**Required task**
In the entries below, find every line holding the string "curve" and collect it.

[Start of Record extracts]

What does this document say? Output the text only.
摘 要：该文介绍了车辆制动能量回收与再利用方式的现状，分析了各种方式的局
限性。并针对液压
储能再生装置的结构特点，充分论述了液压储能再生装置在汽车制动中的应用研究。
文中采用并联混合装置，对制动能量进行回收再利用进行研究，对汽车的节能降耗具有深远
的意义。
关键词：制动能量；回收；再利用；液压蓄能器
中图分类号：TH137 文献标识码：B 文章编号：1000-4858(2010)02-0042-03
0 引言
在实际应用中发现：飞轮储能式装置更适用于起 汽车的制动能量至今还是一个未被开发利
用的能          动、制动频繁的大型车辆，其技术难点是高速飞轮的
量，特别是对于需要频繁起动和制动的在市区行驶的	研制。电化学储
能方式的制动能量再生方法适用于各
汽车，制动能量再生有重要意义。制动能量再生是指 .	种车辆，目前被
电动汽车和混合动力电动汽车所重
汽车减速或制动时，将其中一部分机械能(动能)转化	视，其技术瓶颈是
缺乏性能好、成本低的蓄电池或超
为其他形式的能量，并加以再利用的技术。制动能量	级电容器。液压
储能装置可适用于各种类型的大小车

[End of Record extracts]
[Start of Record extracts]

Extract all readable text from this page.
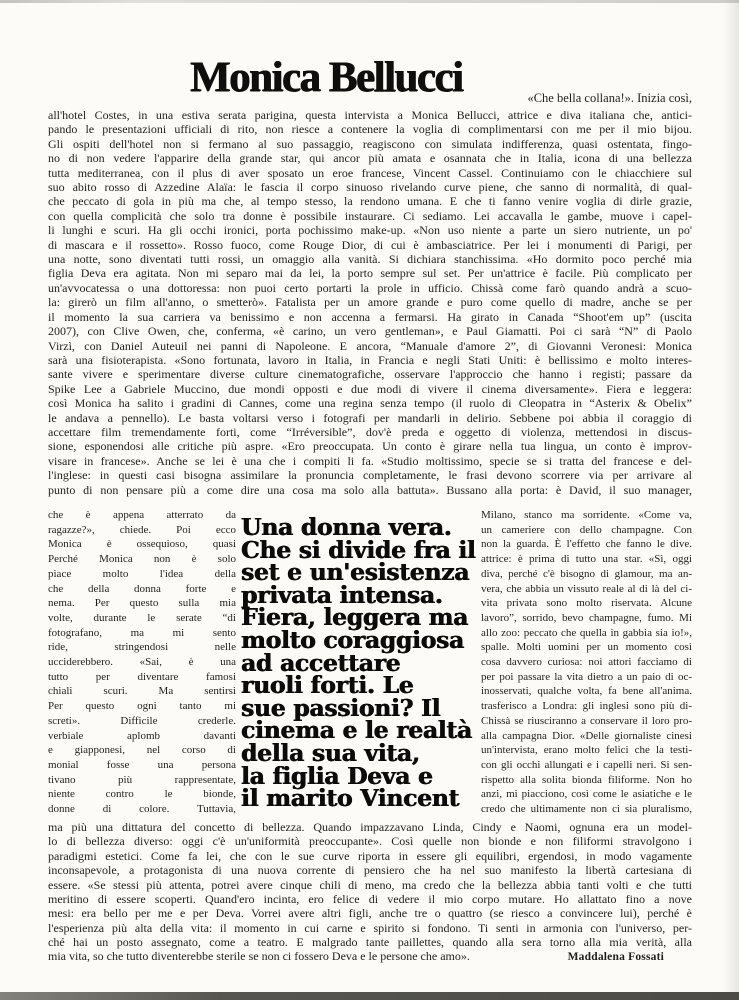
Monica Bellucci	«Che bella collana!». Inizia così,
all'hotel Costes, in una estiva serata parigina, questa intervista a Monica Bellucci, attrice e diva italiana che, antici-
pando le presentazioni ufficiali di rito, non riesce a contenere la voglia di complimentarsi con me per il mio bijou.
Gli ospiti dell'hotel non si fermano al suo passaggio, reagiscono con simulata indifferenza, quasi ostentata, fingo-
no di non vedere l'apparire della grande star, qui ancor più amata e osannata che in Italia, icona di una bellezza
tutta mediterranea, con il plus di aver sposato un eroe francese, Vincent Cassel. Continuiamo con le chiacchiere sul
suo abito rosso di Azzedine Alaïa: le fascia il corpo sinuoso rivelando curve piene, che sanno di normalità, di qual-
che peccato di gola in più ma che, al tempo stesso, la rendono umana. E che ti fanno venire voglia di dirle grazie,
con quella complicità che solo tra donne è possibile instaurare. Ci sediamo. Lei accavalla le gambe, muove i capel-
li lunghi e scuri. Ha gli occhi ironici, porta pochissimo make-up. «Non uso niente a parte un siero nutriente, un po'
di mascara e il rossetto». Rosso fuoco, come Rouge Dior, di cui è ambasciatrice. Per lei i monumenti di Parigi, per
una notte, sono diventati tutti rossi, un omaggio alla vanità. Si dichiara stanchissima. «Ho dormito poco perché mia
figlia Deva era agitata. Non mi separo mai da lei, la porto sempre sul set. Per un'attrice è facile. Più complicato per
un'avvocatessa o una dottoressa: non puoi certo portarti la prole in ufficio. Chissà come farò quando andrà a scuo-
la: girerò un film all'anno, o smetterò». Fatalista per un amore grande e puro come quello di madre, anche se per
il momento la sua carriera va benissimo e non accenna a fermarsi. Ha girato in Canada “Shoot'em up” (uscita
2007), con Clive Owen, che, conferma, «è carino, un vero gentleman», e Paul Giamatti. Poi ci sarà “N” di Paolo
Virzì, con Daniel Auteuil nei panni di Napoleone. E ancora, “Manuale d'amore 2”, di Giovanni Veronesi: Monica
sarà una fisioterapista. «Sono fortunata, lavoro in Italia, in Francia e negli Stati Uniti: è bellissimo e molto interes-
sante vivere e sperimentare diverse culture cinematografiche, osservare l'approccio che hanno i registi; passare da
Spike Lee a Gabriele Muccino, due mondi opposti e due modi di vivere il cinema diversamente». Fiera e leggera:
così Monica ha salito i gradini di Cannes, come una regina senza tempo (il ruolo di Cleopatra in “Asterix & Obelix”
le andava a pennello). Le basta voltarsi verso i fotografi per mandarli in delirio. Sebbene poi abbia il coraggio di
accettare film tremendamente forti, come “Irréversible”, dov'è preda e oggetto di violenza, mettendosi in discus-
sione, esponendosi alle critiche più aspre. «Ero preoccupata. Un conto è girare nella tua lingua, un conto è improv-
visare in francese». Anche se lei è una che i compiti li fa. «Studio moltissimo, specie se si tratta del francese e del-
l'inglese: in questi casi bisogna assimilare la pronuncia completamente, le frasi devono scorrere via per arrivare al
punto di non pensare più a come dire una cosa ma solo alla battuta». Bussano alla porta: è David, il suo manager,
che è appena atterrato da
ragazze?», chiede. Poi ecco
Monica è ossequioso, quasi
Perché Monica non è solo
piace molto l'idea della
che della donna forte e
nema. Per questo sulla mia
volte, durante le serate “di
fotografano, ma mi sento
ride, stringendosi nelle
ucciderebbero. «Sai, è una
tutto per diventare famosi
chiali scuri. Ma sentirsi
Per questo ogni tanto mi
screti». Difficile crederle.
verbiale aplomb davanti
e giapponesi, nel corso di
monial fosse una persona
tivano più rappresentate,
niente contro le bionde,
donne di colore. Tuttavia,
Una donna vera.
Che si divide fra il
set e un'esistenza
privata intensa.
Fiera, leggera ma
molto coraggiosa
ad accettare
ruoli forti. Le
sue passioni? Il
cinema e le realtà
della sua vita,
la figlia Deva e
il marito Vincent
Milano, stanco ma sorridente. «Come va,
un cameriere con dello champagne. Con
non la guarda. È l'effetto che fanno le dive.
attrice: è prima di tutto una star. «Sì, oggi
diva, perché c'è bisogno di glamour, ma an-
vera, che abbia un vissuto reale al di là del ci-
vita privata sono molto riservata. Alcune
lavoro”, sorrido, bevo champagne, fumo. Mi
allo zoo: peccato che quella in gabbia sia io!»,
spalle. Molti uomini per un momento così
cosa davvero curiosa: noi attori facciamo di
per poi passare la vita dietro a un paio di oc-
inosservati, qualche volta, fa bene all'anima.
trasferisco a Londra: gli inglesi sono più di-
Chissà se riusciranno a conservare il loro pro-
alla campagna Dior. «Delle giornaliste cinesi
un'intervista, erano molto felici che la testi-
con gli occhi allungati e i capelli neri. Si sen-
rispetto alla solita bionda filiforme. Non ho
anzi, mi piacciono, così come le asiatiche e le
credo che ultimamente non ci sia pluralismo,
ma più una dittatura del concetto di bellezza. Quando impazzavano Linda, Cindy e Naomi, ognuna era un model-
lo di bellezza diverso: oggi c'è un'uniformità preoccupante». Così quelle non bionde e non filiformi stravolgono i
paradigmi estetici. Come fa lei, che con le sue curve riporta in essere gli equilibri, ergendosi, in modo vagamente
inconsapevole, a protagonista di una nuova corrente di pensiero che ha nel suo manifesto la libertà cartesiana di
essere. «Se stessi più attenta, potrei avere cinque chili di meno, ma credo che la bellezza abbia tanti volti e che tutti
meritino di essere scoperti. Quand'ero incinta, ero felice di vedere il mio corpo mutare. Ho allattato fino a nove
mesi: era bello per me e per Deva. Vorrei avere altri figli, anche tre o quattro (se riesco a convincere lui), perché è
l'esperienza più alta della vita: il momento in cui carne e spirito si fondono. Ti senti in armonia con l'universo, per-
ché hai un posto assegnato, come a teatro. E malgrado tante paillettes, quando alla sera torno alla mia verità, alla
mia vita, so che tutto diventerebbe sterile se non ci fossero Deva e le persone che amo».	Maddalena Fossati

[End of Record extracts]
[Start of Record extracts]

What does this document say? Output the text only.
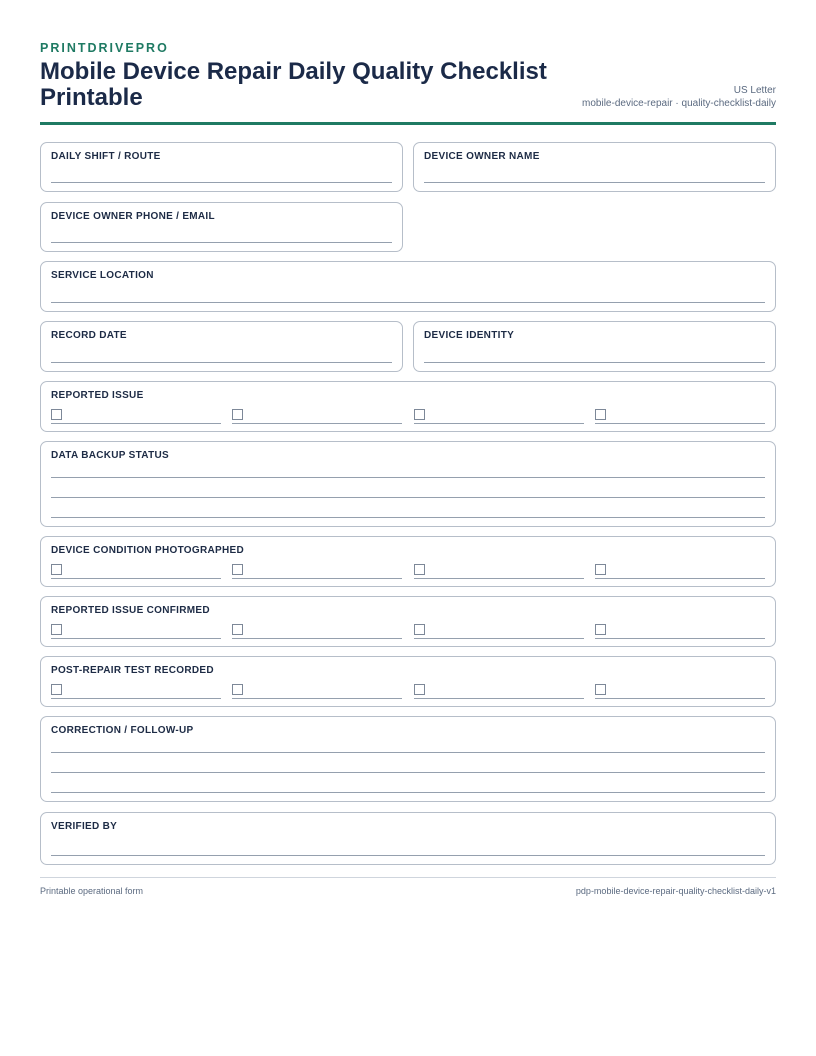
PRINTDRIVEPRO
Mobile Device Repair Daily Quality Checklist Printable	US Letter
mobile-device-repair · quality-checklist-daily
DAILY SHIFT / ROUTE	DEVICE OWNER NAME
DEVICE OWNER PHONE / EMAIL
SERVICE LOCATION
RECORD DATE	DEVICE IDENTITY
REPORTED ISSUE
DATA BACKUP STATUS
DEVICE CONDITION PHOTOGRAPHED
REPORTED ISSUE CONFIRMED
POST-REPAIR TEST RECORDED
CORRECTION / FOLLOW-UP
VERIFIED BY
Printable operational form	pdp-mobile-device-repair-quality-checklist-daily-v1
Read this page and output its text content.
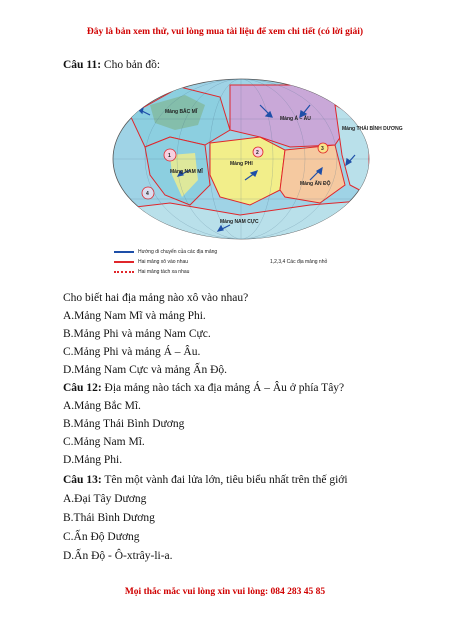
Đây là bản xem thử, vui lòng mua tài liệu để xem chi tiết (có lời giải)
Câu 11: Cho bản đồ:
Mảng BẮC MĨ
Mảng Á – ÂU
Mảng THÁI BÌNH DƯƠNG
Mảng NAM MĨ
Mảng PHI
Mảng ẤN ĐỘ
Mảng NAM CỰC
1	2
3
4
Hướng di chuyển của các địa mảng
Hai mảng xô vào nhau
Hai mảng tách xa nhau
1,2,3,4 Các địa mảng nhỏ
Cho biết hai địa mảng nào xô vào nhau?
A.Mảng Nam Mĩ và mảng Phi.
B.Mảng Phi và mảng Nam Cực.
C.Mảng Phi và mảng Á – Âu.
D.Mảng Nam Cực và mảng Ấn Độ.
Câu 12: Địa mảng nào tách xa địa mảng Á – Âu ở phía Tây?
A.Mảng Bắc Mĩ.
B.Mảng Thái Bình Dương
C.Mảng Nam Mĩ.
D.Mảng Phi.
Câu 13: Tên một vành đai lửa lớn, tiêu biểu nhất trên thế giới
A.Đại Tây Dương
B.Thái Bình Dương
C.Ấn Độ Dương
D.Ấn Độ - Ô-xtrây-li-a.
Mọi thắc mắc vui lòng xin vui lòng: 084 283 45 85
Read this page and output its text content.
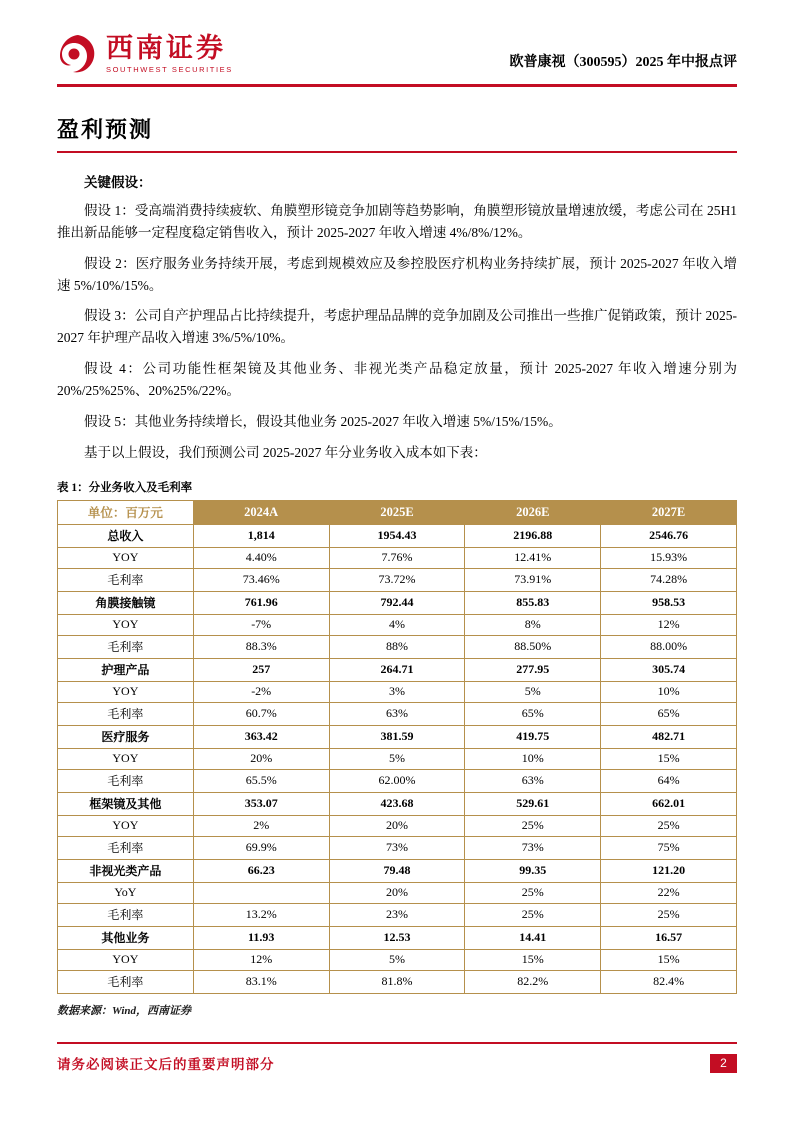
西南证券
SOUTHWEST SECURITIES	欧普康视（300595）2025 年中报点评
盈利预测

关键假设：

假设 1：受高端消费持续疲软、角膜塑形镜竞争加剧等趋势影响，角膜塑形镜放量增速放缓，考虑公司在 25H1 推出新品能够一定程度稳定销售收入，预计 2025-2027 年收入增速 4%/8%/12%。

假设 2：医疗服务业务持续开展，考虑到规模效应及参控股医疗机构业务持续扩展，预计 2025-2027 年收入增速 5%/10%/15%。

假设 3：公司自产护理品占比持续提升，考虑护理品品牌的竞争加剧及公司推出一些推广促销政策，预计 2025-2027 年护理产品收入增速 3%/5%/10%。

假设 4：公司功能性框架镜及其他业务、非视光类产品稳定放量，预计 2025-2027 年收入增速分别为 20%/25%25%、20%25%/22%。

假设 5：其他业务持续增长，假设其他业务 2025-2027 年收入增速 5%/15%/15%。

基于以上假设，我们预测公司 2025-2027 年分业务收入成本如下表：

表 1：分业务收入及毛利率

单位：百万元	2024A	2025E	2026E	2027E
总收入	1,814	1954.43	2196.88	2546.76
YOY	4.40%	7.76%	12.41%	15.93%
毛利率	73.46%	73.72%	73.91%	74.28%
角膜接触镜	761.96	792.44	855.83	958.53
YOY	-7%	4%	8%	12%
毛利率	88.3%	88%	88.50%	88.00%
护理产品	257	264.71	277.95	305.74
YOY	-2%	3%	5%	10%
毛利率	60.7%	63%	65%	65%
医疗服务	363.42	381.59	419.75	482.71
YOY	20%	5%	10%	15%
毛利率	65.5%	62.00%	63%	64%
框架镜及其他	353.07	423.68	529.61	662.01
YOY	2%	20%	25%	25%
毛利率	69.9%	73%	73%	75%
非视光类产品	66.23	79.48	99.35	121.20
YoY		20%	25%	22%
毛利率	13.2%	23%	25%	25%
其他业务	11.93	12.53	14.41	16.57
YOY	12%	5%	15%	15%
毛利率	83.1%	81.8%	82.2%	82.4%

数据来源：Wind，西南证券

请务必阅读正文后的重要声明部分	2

[End of Record extracts]

**Problem solution**
suo abito rosso di Azzedine Alaïa: le fascia il corpo sinuoso rivelando curve piene, che sanno di normalità, di qual-
paradigmi estetici. Come fa lei, che con le sue curve riporta in essere gli equilibri, ergendosi, in modo vagamente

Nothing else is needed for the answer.